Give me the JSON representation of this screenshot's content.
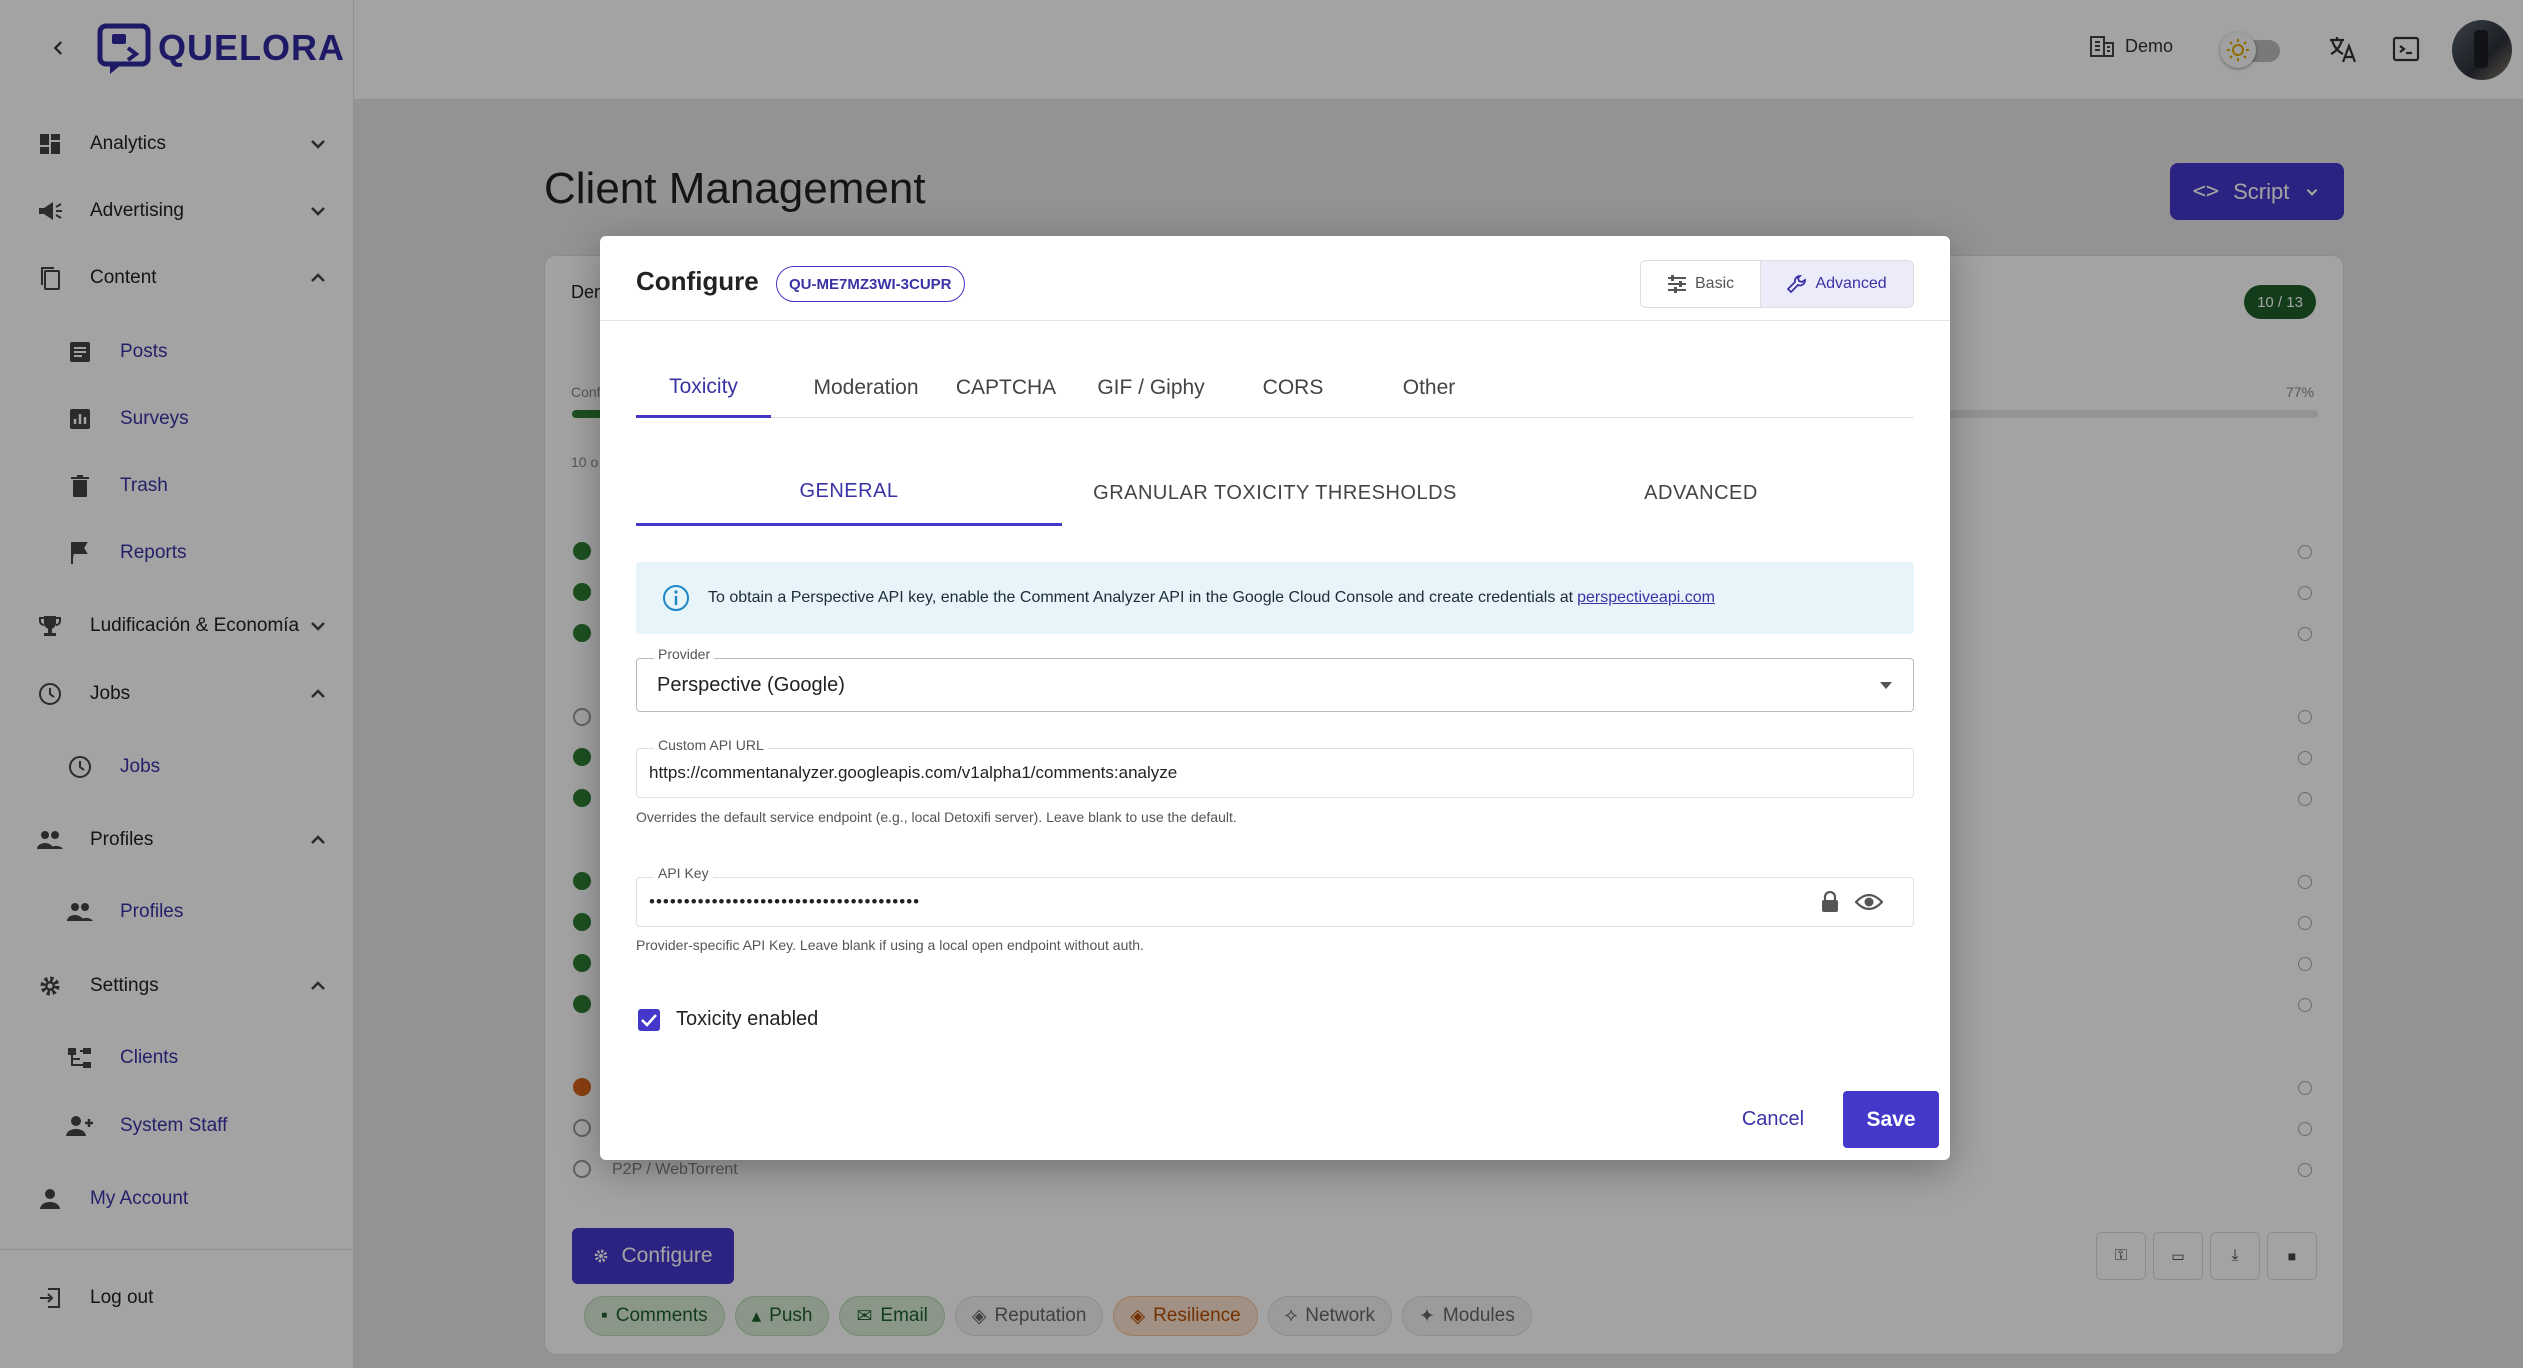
{
  "brand": {
    "name": "QUELORA",
    "color": "#2f2aa0"
  },
  "header": {
    "org_label": "Demo",
    "theme_toggle_icon": "sun-icon",
    "translate_icon": "translate-icon",
    "terminal_icon": "terminal-icon",
    "avatar_icon": "avatar"
  },
  "sidebar": {
    "sections": [
      {
        "label": "Analytics",
        "icon": "dashboard-icon",
        "expanded": false
      },
      {
        "label": "Advertising",
        "icon": "campaign-icon",
        "expanded": false
      },
      {
        "label": "Content",
        "icon": "copy-icon",
        "expanded": true
      },
      {
        "label": "Ludificación & Economía",
        "icon": "trophy-icon",
        "expanded": false
      },
      {
        "label": "Jobs",
        "icon": "clock-icon",
        "expanded": true
      },
      {
        "label": "Profiles",
        "icon": "people-icon",
        "expanded": true
      },
      {
        "label": "Settings",
        "icon": "gear-icon",
        "expanded": true
      }
    ],
    "items": {
      "posts": "Posts",
      "surveys": "Surveys",
      "trash": "Trash",
      "reports": "Reports",
      "jobs": "Jobs",
      "profiles": "Profiles",
      "clients": "Clients",
      "system_staff": "System Staff"
    },
    "my_account": "My Account",
    "logout": "Log out"
  },
  "page": {
    "title": "Client Management",
    "script_button": "Script",
    "badge_count": "10 / 13",
    "progress_label": "77%",
    "progress_fraction": 0.77,
    "bg_fragments": {
      "title": "Den",
      "conf": "Conf",
      "count": "10 o",
      "p2p": "P2P / WebTorrent"
    },
    "configure_button": "Configure",
    "chips": [
      {
        "label": "Comments",
        "style": "green",
        "icon": "comment-icon"
      },
      {
        "label": "Push",
        "style": "green",
        "icon": "bell-icon"
      },
      {
        "label": "Email",
        "style": "green",
        "icon": "mail-icon"
      },
      {
        "label": "Reputation",
        "style": "grey",
        "icon": "shield-icon"
      },
      {
        "label": "Resilience",
        "style": "orange",
        "icon": "shield-icon"
      },
      {
        "label": "Network",
        "style": "grey",
        "icon": "network-icon"
      },
      {
        "label": "Modules",
        "style": "grey",
        "icon": "puzzle-icon"
      }
    ]
  },
  "modal": {
    "title": "Configure",
    "client_id": "QU-ME7MZ3WI-3CUPR",
    "mode_basic": "Basic",
    "mode_advanced": "Advanced",
    "tabs": [
      "Toxicity",
      "Moderation",
      "CAPTCHA",
      "GIF / Giphy",
      "CORS",
      "Other"
    ],
    "active_tab": "Toxicity",
    "subtabs": [
      "GENERAL",
      "GRANULAR TOXICITY THRESHOLDS",
      "ADVANCED"
    ],
    "active_subtab": "GENERAL",
    "alert_text": "To obtain a Perspective API key, enable the Comment Analyzer API in the Google Cloud Console and create credentials at",
    "alert_link": "perspectiveapi.com",
    "provider_label": "Provider",
    "provider_value": "Perspective (Google)",
    "api_url_label": "Custom API URL",
    "api_url_value": "https://commentanalyzer.googleapis.com/v1alpha1/comments:analyze",
    "api_url_helper": "Overrides the default service endpoint (e.g., local Detoxifi server). Leave blank to use the default.",
    "api_key_label": "API Key",
    "api_key_value": "•••••••••••••••••••••••••••••••••••••••",
    "api_key_helper": "Provider-specific API Key. Leave blank if using a local open endpoint without auth.",
    "toxicity_enabled_label": "Toxicity enabled",
    "toxicity_enabled": true,
    "cancel_label": "Cancel",
    "save_label": "Save"
  },
  "colors": {
    "primary": "#4338ca",
    "success": "#2e7d32",
    "info_bg": "#e7f4fa"
  }
}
===
# Direction
Repeat each record exactly as shown above, dropping all images.

# Written answer
Give me the JSON representation of this screenshot's content.
{
  "brand": {
    "name": "QUELORA",
    "color": "#2f2aa0"
  },
  "header": {
    "org_label": "Demo",
    "theme_toggle_icon": "sun-icon",
    "translate_icon": "translate-icon",
    "terminal_icon": "terminal-icon",
    "avatar_icon": "avatar"
  },
  "sidebar": {
    "sections": [
      {
        "label": "Analytics",
        "icon": "dashboard-icon",
        "expanded": false
      },
      {
        "label": "Advertising",
        "icon": "campaign-icon",
        "expanded": false
      },
      {
        "label": "Content",
        "icon": "copy-icon",
        "expanded": true
      },
      {
        "label": "Ludificación & Economía",
        "icon": "trophy-icon",
        "expanded": false
      },
      {
        "label": "Jobs",
        "icon": "clock-icon",
        "expanded": true
      },
      {
        "label": "Profiles",
        "icon": "people-icon",
        "expanded": true
      },
      {
        "label": "Settings",
        "icon": "gear-icon",
        "expanded": true
      }
    ],
    "items": {
      "posts": "Posts",
      "surveys": "Surveys",
      "trash": "Trash",
      "reports": "Reports",
      "jobs": "Jobs",
      "profiles": "Profiles",
      "clients": "Clients",
      "system_staff": "System Staff"
    },
    "my_account": "My Account",
    "logout": "Log out"
  },
  "page": {
    "title": "Client Management",
    "script_button": "Script",
    "badge_count": "10 / 13",
    "progress_label": "77%",
    "progress_fraction": 0.77,
    "bg_fragments": {
      "title": "Den",
      "conf": "Conf",
      "count": "10 o",
      "p2p": "P2P / WebTorrent"
    },
    "configure_button": "Configure",
    "chips": [
      {
        "label": "Comments",
        "style": "green",
        "icon": "comment-icon"
      },
      {
        "label": "Push",
        "style": "green",
        "icon": "bell-icon"
      },
      {
        "label": "Email",
        "style": "green",
        "icon": "mail-icon"
      },
      {
        "label": "Reputation",
        "style": "grey",
        "icon": "shield-icon"
      },
      {
        "label": "Resilience",
        "style": "orange",
        "icon": "shield-icon"
      },
      {
        "label": "Network",
        "style": "grey",
        "icon": "network-icon"
      },
      {
        "label": "Modules",
        "style": "grey",
        "icon": "puzzle-icon"
      }
    ]
  },
  "modal": {
    "title": "Configure",
    "client_id": "QU-ME7MZ3WI-3CUPR",
    "mode_basic": "Basic",
    "mode_advanced": "Advanced",
    "tabs": [
      "Toxicity",
      "Moderation",
      "CAPTCHA",
      "GIF / Giphy",
      "CORS",
      "Other"
    ],
    "active_tab": "Toxicity",
    "subtabs": [
      "GENERAL",
      "GRANULAR TOXICITY THRESHOLDS",
      "ADVANCED"
    ],
    "active_subtab": "GENERAL",
    "alert_text": "To obtain a Perspective API key, enable the Comment Analyzer API in the Google Cloud Console and create credentials at",
    "alert_link": "perspectiveapi.com",
    "provider_label": "Provider",
    "provider_value": "Perspective (Google)",
    "api_url_label": "Custom API URL",
    "api_url_value": "https://commentanalyzer.googleapis.com/v1alpha1/comments:analyze",
    "api_url_helper": "Overrides the default service endpoint (e.g., local Detoxifi server). Leave blank to use the default.",
    "api_key_label": "API Key",
    "api_key_value": "•••••••••••••••••••••••••••••••••••••••",
    "api_key_helper": "Provider-specific API Key. Leave blank if using a local open endpoint without auth.",
    "toxicity_enabled_label": "Toxicity enabled",
    "toxicity_enabled": true,
    "cancel_label": "Cancel",
    "save_label": "Save"
  },
  "colors": {
    "primary": "#4338ca",
    "success": "#2e7d32",
    "info_bg": "#e7f4fa"
  }
}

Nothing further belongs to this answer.